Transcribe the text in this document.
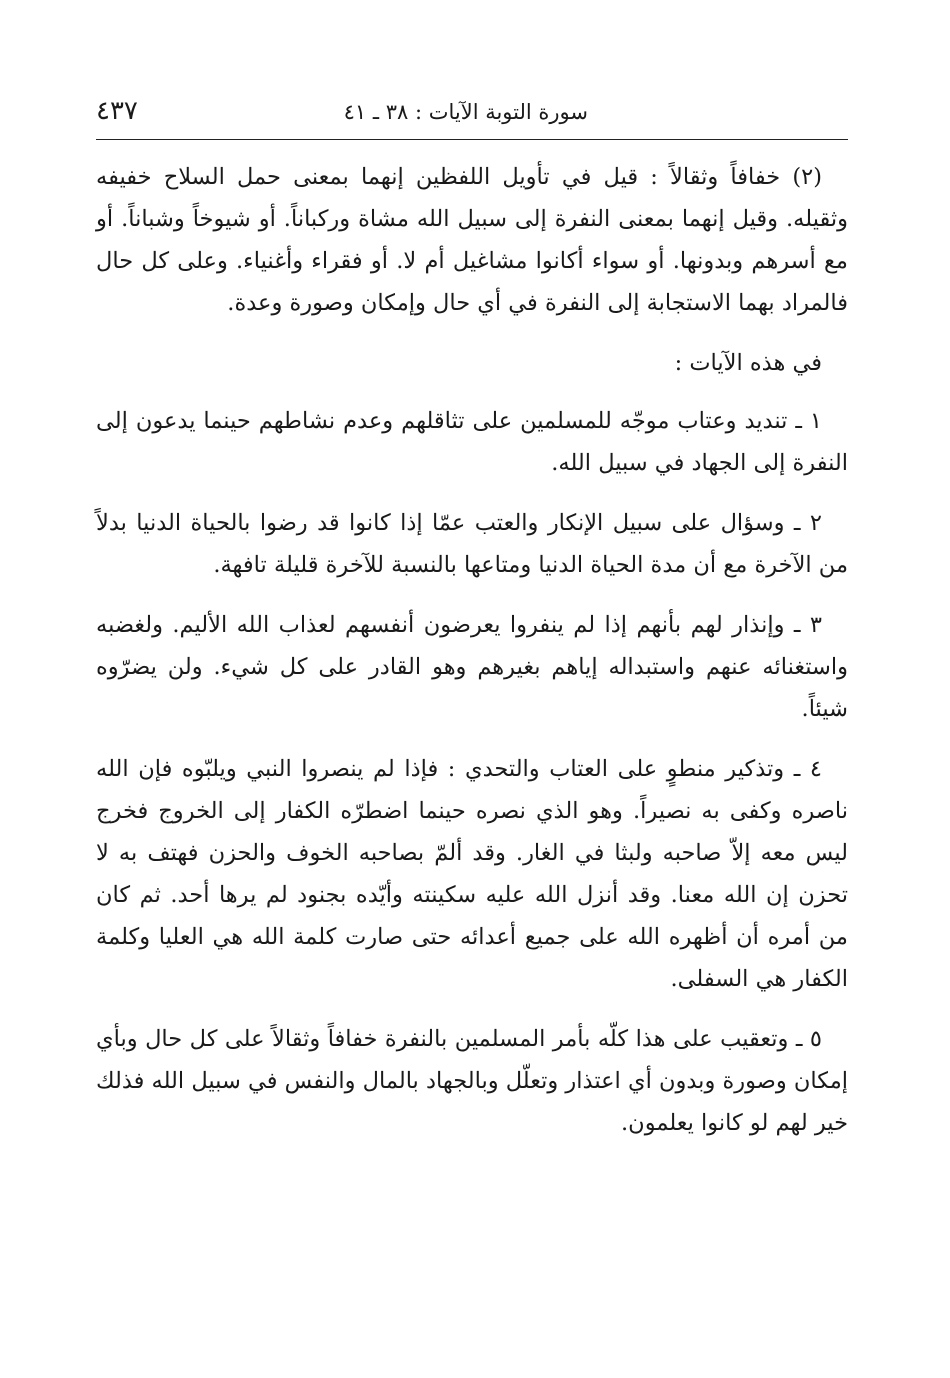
سورة التوبة الآيات : ٣٨ ـ ٤١
٤٣٧

(٢) خفافاً وثقالاً : قيل في تأويل اللفظين إنهما بمعنى حمل السلاح خفيفه وثقيله. وقيل إنهما بمعنى النفرة إلى سبيل الله مشاة وركباناً. أو شيوخاً وشباناً. أو مع أسرهم وبدونها. أو سواء أكانوا مشاغيل أم لا. أو فقراء وأغنياء. وعلى كل حال فالمراد بهما الاستجابة إلى النفرة في أي حال وإمكان وصورة وعدة.

في هذه الآيات :

١ ـ تنديد وعتاب موجّه للمسلمين على تثاقلهم وعدم نشاطهم حينما يدعون إلى النفرة إلى الجهاد في سبيل الله.

٢ ـ وسؤال على سبيل الإنكار والعتب عمّا إذا كانوا قد رضوا بالحياة الدنيا بدلاً من الآخرة مع أن مدة الحياة الدنيا ومتاعها بالنسبة للآخرة قليلة تافهة.

٣ ـ وإنذار لهم بأنهم إذا لم ينفروا يعرضون أنفسهم لعذاب الله الأليم. ولغضبه واستغنائه عنهم واستبداله إياهم بغيرهم وهو القادر على كل شيء. ولن يضرّوه شيئاً.

٤ ـ وتذكير منطوٍ على العتاب والتحدي : فإذا لم ينصروا النبي ويلبّوه فإن الله ناصره وكفى به نصيراً. وهو الذي نصره حينما اضطرّه الكفار إلى الخروج فخرج ليس معه إلاّ صاحبه ولبثا في الغار. وقد ألمّ بصاحبه الخوف والحزن فهتف به لا تحزن إن الله معنا. وقد أنزل الله عليه سكينته وأيّده بجنود لم يرها أحد. ثم كان من أمره أن أظهره الله على جميع أعدائه حتى صارت كلمة الله هي العليا وكلمة الكفار هي السفلى.

٥ ـ وتعقيب على هذا كلّه بأمر المسلمين بالنفرة خفافاً وثقالاً على كل حال وبأي إمكان وصورة وبدون أي اعتذار وتعلّل وبالجهاد بالمال والنفس في سبيل الله فذلك خير لهم لو كانوا يعلمون.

+++

■ **EXERCISE BRIEF**:
Set the pictures aside and transcribe the data above exactly.

■ **TASK OUTPUT**:
Transcribe the text in this document.
سورة التوبة الآيات : ٣٨ ـ ٤١
٤٣٧

(٢) خفافاً وثقالاً : قيل في تأويل اللفظين إنهما بمعنى حمل السلاح خفيفه وثقيله. وقيل إنهما بمعنى النفرة إلى سبيل الله مشاة وركباناً. أو شيوخاً وشباناً. أو مع أسرهم وبدونها. أو سواء أكانوا مشاغيل أم لا. أو فقراء وأغنياء. وعلى كل حال فالمراد بهما الاستجابة إلى النفرة في أي حال وإمكان وصورة وعدة.

في هذه الآيات :

١ ـ تنديد وعتاب موجّه للمسلمين على تثاقلهم وعدم نشاطهم حينما يدعون إلى النفرة إلى الجهاد في سبيل الله.

٢ ـ وسؤال على سبيل الإنكار والعتب عمّا إذا كانوا قد رضوا بالحياة الدنيا بدلاً من الآخرة مع أن مدة الحياة الدنيا ومتاعها بالنسبة للآخرة قليلة تافهة.

٣ ـ وإنذار لهم بأنهم إذا لم ينفروا يعرضون أنفسهم لعذاب الله الأليم. ولغضبه واستغنائه عنهم واستبداله إياهم بغيرهم وهو القادر على كل شيء. ولن يضرّوه شيئاً.

٤ ـ وتذكير منطوٍ على العتاب والتحدي : فإذا لم ينصروا النبي ويلبّوه فإن الله ناصره وكفى به نصيراً. وهو الذي نصره حينما اضطرّه الكفار إلى الخروج فخرج ليس معه إلاّ صاحبه ولبثا في الغار. وقد ألمّ بصاحبه الخوف والحزن فهتف به لا تحزن إن الله معنا. وقد أنزل الله عليه سكينته وأيّده بجنود لم يرها أحد. ثم كان من أمره أن أظهره الله على جميع أعدائه حتى صارت كلمة الله هي العليا وكلمة الكفار هي السفلى.

٥ ـ وتعقيب على هذا كلّه بأمر المسلمين بالنفرة خفافاً وثقالاً على كل حال وبأي إمكان وصورة وبدون أي اعتذار وتعلّل وبالجهاد بالمال والنفس في سبيل الله فذلك خير لهم لو كانوا يعلمون.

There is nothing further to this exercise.